((
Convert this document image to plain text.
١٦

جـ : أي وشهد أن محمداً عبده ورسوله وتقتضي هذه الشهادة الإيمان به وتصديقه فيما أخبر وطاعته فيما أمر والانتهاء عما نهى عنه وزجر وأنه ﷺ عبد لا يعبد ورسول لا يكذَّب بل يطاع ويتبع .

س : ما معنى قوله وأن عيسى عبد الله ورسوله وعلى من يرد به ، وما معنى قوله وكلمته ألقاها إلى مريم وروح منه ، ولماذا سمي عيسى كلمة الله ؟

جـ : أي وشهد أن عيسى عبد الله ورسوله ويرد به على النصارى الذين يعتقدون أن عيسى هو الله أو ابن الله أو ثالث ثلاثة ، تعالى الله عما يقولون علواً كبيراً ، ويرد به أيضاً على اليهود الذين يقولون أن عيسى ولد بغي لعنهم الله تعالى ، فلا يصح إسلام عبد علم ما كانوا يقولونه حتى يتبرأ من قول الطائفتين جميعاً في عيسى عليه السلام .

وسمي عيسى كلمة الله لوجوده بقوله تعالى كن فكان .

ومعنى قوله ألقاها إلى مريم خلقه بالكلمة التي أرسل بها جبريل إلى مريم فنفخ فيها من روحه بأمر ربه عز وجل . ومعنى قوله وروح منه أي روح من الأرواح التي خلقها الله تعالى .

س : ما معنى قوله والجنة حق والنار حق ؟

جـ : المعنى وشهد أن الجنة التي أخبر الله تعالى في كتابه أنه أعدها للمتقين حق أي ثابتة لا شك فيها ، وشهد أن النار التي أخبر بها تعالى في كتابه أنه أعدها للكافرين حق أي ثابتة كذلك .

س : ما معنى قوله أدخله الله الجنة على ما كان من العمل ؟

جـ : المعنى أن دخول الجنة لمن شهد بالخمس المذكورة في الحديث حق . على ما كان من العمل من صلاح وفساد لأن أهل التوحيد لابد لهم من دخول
))
((
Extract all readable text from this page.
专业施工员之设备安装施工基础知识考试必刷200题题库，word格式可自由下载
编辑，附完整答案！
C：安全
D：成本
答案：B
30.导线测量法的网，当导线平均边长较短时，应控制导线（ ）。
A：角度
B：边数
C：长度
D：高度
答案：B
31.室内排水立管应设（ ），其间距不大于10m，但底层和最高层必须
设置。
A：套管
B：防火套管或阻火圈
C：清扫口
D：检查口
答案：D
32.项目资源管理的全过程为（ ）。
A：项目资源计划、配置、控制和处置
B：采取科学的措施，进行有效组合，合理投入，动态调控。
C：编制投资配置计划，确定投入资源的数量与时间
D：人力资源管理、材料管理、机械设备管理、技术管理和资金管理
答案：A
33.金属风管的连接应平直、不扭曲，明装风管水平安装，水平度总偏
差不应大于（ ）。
))
((
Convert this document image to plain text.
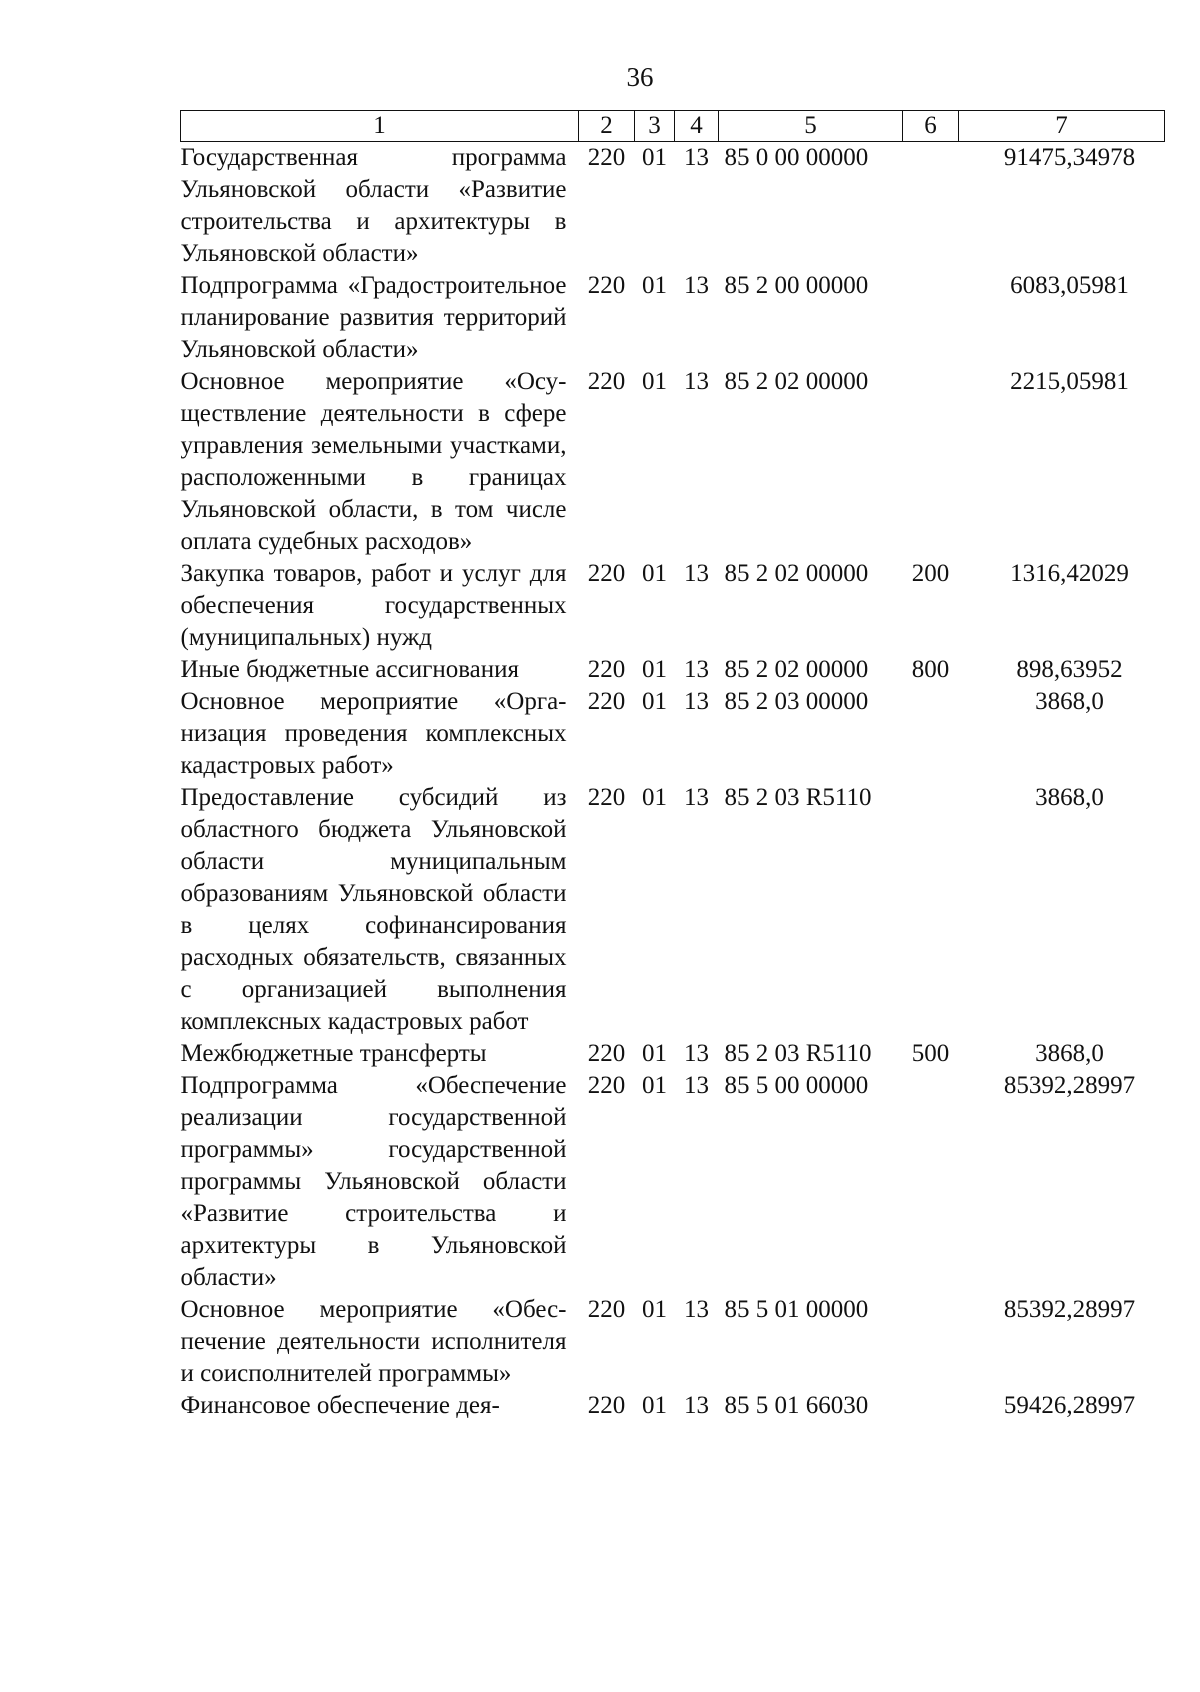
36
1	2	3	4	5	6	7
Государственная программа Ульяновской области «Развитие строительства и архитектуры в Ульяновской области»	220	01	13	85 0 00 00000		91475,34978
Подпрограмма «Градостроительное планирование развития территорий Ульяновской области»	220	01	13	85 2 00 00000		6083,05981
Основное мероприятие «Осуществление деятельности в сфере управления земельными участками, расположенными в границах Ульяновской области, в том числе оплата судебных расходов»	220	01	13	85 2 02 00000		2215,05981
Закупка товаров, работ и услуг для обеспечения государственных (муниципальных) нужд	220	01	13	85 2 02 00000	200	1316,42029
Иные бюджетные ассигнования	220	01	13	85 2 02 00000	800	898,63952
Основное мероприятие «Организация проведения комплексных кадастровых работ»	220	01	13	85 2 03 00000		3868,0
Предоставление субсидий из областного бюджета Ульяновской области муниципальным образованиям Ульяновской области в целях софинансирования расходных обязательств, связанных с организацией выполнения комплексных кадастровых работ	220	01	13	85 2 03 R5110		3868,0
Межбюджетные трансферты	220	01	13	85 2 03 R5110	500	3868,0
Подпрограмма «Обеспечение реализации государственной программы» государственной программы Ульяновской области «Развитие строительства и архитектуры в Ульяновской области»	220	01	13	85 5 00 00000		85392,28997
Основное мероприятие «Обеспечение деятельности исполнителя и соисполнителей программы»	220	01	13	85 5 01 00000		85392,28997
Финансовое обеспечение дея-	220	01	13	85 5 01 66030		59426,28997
))
### What you have to do:
Select every line above that contains the word "المعنى", and copy it.

### Answer in full:
جـ : المعنى وشهد أن الجنة التي أخبر الله تعالى في كتابه أنه أعدها للمتقين حق أي ثابتة لا شك فيها ، وشهد أن النار التي أخبر بها تعالى في كتابه أنه أعدها للكافرين حق أي ثابتة كذلك .
جـ : المعنى أن دخول الجنة لمن شهد بالخمس المذكورة في الحديث حق . على ما كان من العمل من صلاح وفساد لأن أهل التوحيد لابد لهم من دخول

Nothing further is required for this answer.